> **REQUIREMENTS**
Could you print every record below exactly as it appears?

> **PROVIDED DATA**
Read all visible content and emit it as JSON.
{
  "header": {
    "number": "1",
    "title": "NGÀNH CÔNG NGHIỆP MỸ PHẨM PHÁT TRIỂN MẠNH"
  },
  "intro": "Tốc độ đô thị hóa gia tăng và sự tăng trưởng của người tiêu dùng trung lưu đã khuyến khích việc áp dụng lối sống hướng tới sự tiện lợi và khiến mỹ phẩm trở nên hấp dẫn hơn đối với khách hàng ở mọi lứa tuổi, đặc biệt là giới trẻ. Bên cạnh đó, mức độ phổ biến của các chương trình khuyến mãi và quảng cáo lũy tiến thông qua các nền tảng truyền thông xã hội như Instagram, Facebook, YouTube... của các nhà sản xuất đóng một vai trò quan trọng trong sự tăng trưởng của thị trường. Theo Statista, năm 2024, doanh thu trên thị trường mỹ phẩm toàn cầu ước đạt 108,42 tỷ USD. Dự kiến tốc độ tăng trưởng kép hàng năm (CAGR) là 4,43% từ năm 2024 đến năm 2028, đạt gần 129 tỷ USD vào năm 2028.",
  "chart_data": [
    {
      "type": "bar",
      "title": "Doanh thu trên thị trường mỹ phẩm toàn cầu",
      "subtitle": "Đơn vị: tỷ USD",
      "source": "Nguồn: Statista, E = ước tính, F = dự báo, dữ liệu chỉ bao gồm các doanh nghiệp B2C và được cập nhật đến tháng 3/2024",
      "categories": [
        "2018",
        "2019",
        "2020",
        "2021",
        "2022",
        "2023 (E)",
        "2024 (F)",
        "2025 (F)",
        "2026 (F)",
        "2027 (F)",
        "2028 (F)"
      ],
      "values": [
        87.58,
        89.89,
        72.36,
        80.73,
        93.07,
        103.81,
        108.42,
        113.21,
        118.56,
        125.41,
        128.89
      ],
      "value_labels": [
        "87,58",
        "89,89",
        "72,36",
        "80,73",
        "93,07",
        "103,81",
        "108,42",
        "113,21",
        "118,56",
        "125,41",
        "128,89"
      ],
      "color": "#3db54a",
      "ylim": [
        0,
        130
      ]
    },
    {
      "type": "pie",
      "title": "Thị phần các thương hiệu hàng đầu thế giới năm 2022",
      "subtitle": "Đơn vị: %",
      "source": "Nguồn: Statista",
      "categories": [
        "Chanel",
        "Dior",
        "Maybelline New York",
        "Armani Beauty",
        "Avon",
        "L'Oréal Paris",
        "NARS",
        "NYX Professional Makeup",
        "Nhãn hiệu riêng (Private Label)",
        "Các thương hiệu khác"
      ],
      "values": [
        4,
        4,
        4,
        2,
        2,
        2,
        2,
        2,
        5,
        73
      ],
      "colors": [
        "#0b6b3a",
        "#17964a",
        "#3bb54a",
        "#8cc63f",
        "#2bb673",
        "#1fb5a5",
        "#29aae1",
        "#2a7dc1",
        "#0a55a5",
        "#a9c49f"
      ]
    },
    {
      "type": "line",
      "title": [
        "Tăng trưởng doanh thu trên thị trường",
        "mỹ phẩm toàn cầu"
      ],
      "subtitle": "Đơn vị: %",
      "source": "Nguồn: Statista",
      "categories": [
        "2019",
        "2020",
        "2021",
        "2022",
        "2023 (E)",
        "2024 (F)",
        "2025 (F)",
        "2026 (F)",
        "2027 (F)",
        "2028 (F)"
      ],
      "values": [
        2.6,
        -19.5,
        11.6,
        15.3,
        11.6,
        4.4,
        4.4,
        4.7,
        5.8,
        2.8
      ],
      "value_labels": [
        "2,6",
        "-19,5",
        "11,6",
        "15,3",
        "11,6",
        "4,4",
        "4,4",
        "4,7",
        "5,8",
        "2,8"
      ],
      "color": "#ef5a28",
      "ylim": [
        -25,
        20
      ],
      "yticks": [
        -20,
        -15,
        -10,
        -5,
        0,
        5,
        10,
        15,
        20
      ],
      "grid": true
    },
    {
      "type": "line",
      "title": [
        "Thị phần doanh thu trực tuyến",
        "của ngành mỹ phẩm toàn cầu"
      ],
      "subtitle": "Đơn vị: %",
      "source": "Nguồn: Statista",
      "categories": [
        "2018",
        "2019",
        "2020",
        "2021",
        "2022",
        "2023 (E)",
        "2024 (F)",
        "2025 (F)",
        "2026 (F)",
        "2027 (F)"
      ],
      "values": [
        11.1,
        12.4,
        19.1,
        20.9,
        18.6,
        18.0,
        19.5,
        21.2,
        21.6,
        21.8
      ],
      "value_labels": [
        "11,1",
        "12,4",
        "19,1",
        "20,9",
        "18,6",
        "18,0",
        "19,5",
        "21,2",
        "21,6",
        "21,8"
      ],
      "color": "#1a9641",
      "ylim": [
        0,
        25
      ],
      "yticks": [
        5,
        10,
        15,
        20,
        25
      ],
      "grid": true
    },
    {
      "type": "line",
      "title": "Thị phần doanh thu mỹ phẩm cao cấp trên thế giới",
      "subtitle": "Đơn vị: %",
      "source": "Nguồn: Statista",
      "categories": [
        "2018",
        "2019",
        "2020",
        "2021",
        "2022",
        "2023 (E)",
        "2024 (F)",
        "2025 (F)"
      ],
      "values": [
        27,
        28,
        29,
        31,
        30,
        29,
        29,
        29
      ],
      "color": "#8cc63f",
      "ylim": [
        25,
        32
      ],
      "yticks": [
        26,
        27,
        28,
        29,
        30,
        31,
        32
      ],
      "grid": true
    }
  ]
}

> **REPLY TO THE TASK**
Read all visible content and emit it as JSON.
{
  "header": {
    "number": "1",
    "title": "NGÀNH CÔNG NGHIỆP MỸ PHẨM PHÁT TRIỂN MẠNH"
  },
  "intro": "Tốc độ đô thị hóa gia tăng và sự tăng trưởng của người tiêu dùng trung lưu đã khuyến khích việc áp dụng lối sống hướng tới sự tiện lợi và khiến mỹ phẩm trở nên hấp dẫn hơn đối với khách hàng ở mọi lứa tuổi, đặc biệt là giới trẻ. Bên cạnh đó, mức độ phổ biến của các chương trình khuyến mãi và quảng cáo lũy tiến thông qua các nền tảng truyền thông xã hội như Instagram, Facebook, YouTube... của các nhà sản xuất đóng một vai trò quan trọng trong sự tăng trưởng của thị trường. Theo Statista, năm 2024, doanh thu trên thị trường mỹ phẩm toàn cầu ước đạt 108,42 tỷ USD. Dự kiến tốc độ tăng trưởng kép hàng năm (CAGR) là 4,43% từ năm 2024 đến năm 2028, đạt gần 129 tỷ USD vào năm 2028.",
  "chart_data": [
    {
      "type": "bar",
      "title": "Doanh thu trên thị trường mỹ phẩm toàn cầu",
      "subtitle": "Đơn vị: tỷ USD",
      "source": "Nguồn: Statista, E = ước tính, F = dự báo, dữ liệu chỉ bao gồm các doanh nghiệp B2C và được cập nhật đến tháng 3/2024",
      "categories": [
        "2018",
        "2019",
        "2020",
        "2021",
        "2022",
        "2023 (E)",
        "2024 (F)",
        "2025 (F)",
        "2026 (F)",
        "2027 (F)",
        "2028 (F)"
      ],
      "values": [
        87.58,
        89.89,
        72.36,
        80.73,
        93.07,
        103.81,
        108.42,
        113.21,
        118.56,
        125.41,
        128.89
      ],
      "value_labels": [
        "87,58",
        "89,89",
        "72,36",
        "80,73",
        "93,07",
        "103,81",
        "108,42",
        "113,21",
        "118,56",
        "125,41",
        "128,89"
      ],
      "color": "#3db54a",
      "ylim": [
        0,
        130
      ]
    },
    {
      "type": "pie",
      "title": "Thị phần các thương hiệu hàng đầu thế giới năm 2022",
      "subtitle": "Đơn vị: %",
      "source": "Nguồn: Statista",
      "categories": [
        "Chanel",
        "Dior",
        "Maybelline New York",
        "Armani Beauty",
        "Avon",
        "L'Oréal Paris",
        "NARS",
        "NYX Professional Makeup",
        "Nhãn hiệu riêng (Private Label)",
        "Các thương hiệu khác"
      ],
      "values": [
        4,
        4,
        4,
        2,
        2,
        2,
        2,
        2,
        5,
        73
      ],
      "colors": [
        "#0b6b3a",
        "#17964a",
        "#3bb54a",
        "#8cc63f",
        "#2bb673",
        "#1fb5a5",
        "#29aae1",
        "#2a7dc1",
        "#0a55a5",
        "#a9c49f"
      ]
    },
    {
      "type": "line",
      "title": [
        "Tăng trưởng doanh thu trên thị trường",
        "mỹ phẩm toàn cầu"
      ],
      "subtitle": "Đơn vị: %",
      "source": "Nguồn: Statista",
      "categories": [
        "2019",
        "2020",
        "2021",
        "2022",
        "2023 (E)",
        "2024 (F)",
        "2025 (F)",
        "2026 (F)",
        "2027 (F)",
        "2028 (F)"
      ],
      "values": [
        2.6,
        -19.5,
        11.6,
        15.3,
        11.6,
        4.4,
        4.4,
        4.7,
        5.8,
        2.8
      ],
      "value_labels": [
        "2,6",
        "-19,5",
        "11,6",
        "15,3",
        "11,6",
        "4,4",
        "4,4",
        "4,7",
        "5,8",
        "2,8"
      ],
      "color": "#ef5a28",
      "ylim": [
        -25,
        20
      ],
      "yticks": [
        -20,
        -15,
        -10,
        -5,
        0,
        5,
        10,
        15,
        20
      ],
      "grid": true
    },
    {
      "type": "line",
      "title": [
        "Thị phần doanh thu trực tuyến",
        "của ngành mỹ phẩm toàn cầu"
      ],
      "subtitle": "Đơn vị: %",
      "source": "Nguồn: Statista",
      "categories": [
        "2018",
        "2019",
        "2020",
        "2021",
        "2022",
        "2023 (E)",
        "2024 (F)",
        "2025 (F)",
        "2026 (F)",
        "2027 (F)"
      ],
      "values": [
        11.1,
        12.4,
        19.1,
        20.9,
        18.6,
        18.0,
        19.5,
        21.2,
        21.6,
        21.8
      ],
      "value_labels": [
        "11,1",
        "12,4",
        "19,1",
        "20,9",
        "18,6",
        "18,0",
        "19,5",
        "21,2",
        "21,6",
        "21,8"
      ],
      "color": "#1a9641",
      "ylim": [
        0,
        25
      ],
      "yticks": [
        5,
        10,
        15,
        20,
        25
      ],
      "grid": true
    },
    {
      "type": "line",
      "title": "Thị phần doanh thu mỹ phẩm cao cấp trên thế giới",
      "subtitle": "Đơn vị: %",
      "source": "Nguồn: Statista",
      "categories": [
        "2018",
        "2019",
        "2020",
        "2021",
        "2022",
        "2023 (E)",
        "2024 (F)",
        "2025 (F)"
      ],
      "values": [
        27,
        28,
        29,
        31,
        30,
        29,
        29,
        29
      ],
      "color": "#8cc63f",
      "ylim": [
        25,
        32
      ],
      "yticks": [
        26,
        27,
        28,
        29,
        30,
        31,
        32
      ],
      "grid": true
    }
  ]
}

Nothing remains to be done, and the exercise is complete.